■ Required work: In the entries below, how many lines include "above"? Reply with the number and nothing more.

(Study material begins)

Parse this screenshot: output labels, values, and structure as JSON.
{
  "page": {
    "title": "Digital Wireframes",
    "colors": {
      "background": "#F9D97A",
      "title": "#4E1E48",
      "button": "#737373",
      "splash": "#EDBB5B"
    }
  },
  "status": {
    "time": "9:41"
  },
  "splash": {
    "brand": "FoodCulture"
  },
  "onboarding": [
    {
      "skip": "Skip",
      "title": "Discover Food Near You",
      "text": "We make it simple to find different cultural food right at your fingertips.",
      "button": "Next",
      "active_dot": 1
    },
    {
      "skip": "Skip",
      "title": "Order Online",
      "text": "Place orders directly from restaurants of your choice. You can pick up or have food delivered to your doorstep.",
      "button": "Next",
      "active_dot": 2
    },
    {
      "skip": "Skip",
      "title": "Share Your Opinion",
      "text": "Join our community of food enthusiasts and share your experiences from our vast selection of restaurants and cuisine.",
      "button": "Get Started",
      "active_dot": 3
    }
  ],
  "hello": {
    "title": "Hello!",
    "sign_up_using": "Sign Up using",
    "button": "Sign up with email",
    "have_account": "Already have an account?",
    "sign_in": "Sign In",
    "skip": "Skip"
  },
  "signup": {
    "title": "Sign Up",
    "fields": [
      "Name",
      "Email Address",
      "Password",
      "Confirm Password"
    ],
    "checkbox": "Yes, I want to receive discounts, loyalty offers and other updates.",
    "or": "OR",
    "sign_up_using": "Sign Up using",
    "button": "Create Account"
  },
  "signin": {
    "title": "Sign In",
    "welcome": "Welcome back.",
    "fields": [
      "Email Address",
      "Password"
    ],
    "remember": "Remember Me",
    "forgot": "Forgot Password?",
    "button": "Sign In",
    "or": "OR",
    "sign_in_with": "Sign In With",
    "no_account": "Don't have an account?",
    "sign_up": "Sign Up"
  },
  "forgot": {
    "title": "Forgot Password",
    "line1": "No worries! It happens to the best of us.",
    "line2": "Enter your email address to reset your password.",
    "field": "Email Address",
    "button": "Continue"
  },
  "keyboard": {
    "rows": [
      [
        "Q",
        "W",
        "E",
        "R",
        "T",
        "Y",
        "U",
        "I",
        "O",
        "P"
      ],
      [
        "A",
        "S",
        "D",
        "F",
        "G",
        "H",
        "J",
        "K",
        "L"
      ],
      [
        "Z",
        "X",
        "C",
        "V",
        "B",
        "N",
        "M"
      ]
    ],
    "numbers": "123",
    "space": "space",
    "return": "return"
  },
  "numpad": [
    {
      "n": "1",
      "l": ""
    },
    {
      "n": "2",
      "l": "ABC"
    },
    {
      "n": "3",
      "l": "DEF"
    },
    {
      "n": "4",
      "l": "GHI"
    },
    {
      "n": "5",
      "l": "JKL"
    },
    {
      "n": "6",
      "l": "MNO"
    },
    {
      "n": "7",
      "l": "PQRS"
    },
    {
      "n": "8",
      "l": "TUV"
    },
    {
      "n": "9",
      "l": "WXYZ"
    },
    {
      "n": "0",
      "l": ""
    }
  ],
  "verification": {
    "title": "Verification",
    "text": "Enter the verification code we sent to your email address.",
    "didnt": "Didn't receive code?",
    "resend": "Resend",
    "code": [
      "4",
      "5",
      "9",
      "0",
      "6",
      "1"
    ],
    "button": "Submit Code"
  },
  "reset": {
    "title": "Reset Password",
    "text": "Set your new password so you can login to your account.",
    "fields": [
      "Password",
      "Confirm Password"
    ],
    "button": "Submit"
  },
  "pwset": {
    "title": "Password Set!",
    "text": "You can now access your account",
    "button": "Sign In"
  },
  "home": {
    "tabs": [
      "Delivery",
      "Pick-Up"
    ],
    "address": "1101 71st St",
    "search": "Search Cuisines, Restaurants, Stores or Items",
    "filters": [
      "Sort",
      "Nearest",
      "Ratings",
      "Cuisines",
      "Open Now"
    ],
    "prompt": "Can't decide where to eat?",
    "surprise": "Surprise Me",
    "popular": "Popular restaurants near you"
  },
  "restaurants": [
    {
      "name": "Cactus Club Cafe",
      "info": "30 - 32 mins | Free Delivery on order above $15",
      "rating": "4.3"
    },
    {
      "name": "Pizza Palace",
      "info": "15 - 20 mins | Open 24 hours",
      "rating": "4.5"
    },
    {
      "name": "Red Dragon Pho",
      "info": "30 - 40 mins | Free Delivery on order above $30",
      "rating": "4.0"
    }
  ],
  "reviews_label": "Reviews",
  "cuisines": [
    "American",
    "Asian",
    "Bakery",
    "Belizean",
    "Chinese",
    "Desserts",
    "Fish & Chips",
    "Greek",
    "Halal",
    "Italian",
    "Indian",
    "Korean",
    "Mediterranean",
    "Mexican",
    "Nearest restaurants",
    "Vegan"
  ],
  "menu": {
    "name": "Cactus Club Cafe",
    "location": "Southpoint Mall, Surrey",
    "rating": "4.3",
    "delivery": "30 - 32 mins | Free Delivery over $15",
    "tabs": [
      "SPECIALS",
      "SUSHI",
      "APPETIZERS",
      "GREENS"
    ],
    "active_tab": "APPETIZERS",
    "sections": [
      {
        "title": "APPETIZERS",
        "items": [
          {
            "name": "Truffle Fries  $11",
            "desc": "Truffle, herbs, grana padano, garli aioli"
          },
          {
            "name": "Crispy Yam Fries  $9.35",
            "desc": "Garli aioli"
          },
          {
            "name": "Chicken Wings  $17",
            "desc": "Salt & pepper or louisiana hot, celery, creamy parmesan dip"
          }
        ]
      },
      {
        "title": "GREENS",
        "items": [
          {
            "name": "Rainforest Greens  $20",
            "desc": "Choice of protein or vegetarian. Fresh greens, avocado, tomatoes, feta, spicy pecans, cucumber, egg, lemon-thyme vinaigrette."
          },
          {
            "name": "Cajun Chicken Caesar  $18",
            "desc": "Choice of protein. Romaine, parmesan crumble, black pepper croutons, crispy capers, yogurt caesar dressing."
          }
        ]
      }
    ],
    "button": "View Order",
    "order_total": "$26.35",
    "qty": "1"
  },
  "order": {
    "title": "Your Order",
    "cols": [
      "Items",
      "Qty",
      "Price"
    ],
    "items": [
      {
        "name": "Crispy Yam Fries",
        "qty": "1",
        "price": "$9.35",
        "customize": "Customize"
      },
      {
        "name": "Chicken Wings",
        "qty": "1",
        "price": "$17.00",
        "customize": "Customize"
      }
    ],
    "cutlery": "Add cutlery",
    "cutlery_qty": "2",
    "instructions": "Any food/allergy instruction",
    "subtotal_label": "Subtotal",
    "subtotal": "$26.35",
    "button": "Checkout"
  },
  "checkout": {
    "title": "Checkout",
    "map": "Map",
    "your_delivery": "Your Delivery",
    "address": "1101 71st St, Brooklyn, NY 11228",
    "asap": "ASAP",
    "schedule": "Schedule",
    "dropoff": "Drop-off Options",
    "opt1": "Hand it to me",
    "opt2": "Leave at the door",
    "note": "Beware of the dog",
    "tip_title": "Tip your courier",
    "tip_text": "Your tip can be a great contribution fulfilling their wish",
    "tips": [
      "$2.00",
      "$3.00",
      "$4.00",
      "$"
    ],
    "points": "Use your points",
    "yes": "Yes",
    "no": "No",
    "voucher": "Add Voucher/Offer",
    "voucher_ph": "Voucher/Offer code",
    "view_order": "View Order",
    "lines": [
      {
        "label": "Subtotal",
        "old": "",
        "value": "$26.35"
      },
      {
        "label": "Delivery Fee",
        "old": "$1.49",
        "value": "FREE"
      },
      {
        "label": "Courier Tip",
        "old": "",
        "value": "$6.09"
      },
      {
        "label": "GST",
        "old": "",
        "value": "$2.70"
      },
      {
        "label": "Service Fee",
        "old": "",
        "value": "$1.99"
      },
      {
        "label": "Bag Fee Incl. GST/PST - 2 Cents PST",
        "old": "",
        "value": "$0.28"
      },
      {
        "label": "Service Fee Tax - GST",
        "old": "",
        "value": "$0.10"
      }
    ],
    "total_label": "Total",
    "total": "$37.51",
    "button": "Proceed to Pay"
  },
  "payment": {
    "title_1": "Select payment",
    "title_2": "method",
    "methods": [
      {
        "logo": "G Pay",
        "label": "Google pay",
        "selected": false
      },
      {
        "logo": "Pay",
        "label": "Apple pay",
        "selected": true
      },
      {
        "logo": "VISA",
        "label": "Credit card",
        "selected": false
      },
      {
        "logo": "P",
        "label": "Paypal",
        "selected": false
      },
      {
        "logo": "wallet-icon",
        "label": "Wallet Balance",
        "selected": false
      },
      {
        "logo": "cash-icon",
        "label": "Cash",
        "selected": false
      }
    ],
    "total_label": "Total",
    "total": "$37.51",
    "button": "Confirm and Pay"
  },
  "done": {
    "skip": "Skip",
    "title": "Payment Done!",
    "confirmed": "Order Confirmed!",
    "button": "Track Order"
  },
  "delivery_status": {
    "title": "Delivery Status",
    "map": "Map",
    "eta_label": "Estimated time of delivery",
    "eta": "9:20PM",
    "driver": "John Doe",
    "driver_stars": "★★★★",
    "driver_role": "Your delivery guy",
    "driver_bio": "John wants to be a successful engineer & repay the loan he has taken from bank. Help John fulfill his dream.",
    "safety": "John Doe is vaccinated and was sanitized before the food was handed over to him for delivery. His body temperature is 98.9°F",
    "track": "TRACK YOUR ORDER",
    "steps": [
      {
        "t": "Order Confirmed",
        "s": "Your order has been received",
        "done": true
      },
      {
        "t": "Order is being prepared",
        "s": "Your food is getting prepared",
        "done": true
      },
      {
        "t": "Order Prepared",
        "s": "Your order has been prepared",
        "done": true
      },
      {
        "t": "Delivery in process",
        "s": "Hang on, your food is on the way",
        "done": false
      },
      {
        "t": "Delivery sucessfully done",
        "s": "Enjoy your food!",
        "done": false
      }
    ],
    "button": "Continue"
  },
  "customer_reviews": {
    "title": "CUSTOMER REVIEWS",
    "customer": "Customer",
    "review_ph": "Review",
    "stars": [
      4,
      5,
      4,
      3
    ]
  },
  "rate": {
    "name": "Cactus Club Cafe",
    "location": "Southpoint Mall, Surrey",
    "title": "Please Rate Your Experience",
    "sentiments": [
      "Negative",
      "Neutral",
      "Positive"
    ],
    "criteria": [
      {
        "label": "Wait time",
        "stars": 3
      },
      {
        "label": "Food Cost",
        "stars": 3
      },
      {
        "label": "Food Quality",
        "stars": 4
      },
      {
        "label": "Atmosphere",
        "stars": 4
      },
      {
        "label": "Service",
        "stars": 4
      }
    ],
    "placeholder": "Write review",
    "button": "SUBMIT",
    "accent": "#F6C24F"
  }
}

(Study material ends)

■ Answer to this task: 2